■ **ASSIGNMENT**
Reproduce each line of the data exactly as it is.

Source data:
####

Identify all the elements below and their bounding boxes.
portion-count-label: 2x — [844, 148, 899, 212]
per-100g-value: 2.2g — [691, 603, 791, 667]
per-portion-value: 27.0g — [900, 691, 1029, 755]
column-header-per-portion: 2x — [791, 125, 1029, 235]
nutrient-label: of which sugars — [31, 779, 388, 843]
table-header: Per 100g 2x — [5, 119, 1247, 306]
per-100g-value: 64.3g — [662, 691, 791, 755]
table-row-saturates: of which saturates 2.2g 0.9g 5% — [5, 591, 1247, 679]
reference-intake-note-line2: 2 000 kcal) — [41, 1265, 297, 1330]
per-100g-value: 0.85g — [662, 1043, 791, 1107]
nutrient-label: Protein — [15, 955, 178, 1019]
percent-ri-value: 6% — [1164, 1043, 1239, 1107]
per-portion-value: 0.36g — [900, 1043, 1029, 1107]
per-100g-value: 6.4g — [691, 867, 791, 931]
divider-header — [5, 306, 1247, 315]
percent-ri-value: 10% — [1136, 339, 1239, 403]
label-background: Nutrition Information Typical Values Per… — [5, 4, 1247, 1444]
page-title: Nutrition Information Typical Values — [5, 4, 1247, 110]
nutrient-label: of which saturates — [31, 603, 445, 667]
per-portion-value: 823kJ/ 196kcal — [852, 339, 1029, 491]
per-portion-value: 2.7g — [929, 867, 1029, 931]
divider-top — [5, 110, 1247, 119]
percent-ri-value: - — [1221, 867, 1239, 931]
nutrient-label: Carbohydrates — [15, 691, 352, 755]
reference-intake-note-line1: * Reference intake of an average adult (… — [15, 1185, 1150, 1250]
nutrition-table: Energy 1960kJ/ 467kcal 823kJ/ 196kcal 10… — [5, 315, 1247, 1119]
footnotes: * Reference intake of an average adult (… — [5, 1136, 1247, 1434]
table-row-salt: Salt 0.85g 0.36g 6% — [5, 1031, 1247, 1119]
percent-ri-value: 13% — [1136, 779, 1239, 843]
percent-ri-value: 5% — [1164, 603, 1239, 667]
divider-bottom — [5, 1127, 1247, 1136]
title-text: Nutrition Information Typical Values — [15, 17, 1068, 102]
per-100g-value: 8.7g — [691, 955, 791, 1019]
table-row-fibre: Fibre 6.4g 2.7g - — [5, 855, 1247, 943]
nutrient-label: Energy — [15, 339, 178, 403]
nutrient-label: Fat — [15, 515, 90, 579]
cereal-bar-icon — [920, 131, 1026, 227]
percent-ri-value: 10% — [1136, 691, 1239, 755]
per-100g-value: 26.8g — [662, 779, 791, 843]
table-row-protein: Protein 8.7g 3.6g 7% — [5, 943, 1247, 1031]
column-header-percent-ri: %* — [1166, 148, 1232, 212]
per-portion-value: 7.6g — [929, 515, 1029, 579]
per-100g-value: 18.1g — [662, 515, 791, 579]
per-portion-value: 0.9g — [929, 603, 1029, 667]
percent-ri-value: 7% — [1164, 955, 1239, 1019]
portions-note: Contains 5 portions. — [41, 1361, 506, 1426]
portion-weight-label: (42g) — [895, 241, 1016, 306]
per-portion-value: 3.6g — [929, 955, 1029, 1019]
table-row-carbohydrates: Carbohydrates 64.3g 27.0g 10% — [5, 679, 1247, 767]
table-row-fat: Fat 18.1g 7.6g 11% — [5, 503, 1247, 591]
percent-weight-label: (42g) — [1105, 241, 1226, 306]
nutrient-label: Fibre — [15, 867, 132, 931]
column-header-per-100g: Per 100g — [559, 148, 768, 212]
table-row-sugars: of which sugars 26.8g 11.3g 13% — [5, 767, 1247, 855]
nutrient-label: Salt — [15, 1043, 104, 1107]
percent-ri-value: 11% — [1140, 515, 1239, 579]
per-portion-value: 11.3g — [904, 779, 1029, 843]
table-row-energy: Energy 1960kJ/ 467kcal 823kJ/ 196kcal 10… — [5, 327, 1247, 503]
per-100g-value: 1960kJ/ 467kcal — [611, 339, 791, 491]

####

■ **EXERCISE RESPONSE**
Identify all the elements below and their bounding boxes.
portion-count-label: 2x — [844, 148, 899, 212]
per-100g-value: 2.2g — [691, 603, 791, 667]
per-portion-value: 27.0g — [900, 691, 1029, 755]
column-header-per-portion: 2x — [791, 125, 1029, 235]
nutrient-label: of which sugars — [31, 779, 388, 843]
table-header: Per 100g 2x — [5, 119, 1247, 306]
per-100g-value: 64.3g — [662, 691, 791, 755]
table-row-saturates: of which saturates 2.2g 0.9g 5% — [5, 591, 1247, 679]
reference-intake-note-line2: 2 000 kcal) — [41, 1265, 297, 1330]
per-100g-value: 0.85g — [662, 1043, 791, 1107]
nutrient-label: Protein — [15, 955, 178, 1019]
percent-ri-value: 6% — [1164, 1043, 1239, 1107]
per-portion-value: 0.36g — [900, 1043, 1029, 1107]
per-100g-value: 6.4g — [691, 867, 791, 931]
divider-header — [5, 306, 1247, 315]
percent-ri-value: 10% — [1136, 339, 1239, 403]
label-background: Nutrition Information Typical Values Per… — [5, 4, 1247, 1444]
page-title: Nutrition Information Typical Values — [5, 4, 1247, 110]
nutrient-label: of which saturates — [31, 603, 445, 667]
per-portion-value: 823kJ/ 196kcal — [852, 339, 1029, 491]
per-portion-value: 2.7g — [929, 867, 1029, 931]
divider-top — [5, 110, 1247, 119]
percent-ri-value: - — [1221, 867, 1239, 931]
nutrient-label: Carbohydrates — [15, 691, 352, 755]
reference-intake-note-line1: * Reference intake of an average adult (… — [15, 1185, 1150, 1250]
nutrition-table: Energy 1960kJ/ 467kcal 823kJ/ 196kcal 10… — [5, 315, 1247, 1119]
footnotes: * Reference intake of an average adult (… — [5, 1136, 1247, 1434]
table-row-salt: Salt 0.85g 0.36g 6% — [5, 1031, 1247, 1119]
percent-ri-value: 13% — [1136, 779, 1239, 843]
percent-ri-value: 5% — [1164, 603, 1239, 667]
divider-bottom — [5, 1127, 1247, 1136]
title-text: Nutrition Information Typical Values — [15, 17, 1068, 102]
per-100g-value: 8.7g — [691, 955, 791, 1019]
table-row-fibre: Fibre 6.4g 2.7g - — [5, 855, 1247, 943]
nutrient-label: Energy — [15, 339, 178, 403]
nutrient-label: Fat — [15, 515, 90, 579]
cereal-bar-icon — [920, 131, 1026, 227]
percent-ri-value: 10% — [1136, 691, 1239, 755]
per-100g-value: 26.8g — [662, 779, 791, 843]
table-row-protein: Protein 8.7g 3.6g 7% — [5, 943, 1247, 1031]
column-header-percent-ri: %* — [1166, 148, 1232, 212]
per-portion-value: 7.6g — [929, 515, 1029, 579]
per-100g-value: 18.1g — [662, 515, 791, 579]
per-portion-value: 0.9g — [929, 603, 1029, 667]
percent-ri-value: 7% — [1164, 955, 1239, 1019]
portions-note: Contains 5 portions. — [41, 1361, 506, 1426]
portion-weight-label: (42g) — [895, 241, 1016, 306]
per-portion-value: 3.6g — [929, 955, 1029, 1019]
table-row-carbohydrates: Carbohydrates 64.3g 27.0g 10% — [5, 679, 1247, 767]
table-row-fat: Fat 18.1g 7.6g 11% — [5, 503, 1247, 591]
percent-weight-label: (42g) — [1105, 241, 1226, 306]
nutrient-label: Fibre — [15, 867, 132, 931]
column-header-per-100g: Per 100g — [559, 148, 768, 212]
table-row-sugars: of which sugars 26.8g 11.3g 13% — [5, 767, 1247, 855]
nutrient-label: Salt — [15, 1043, 104, 1107]
percent-ri-value: 11% — [1140, 515, 1239, 579]
per-portion-value: 11.3g — [904, 779, 1029, 843]
table-row-energy: Energy 1960kJ/ 467kcal 823kJ/ 196kcal 10… — [5, 327, 1247, 503]
per-100g-value: 1960kJ/ 467kcal — [611, 339, 791, 491]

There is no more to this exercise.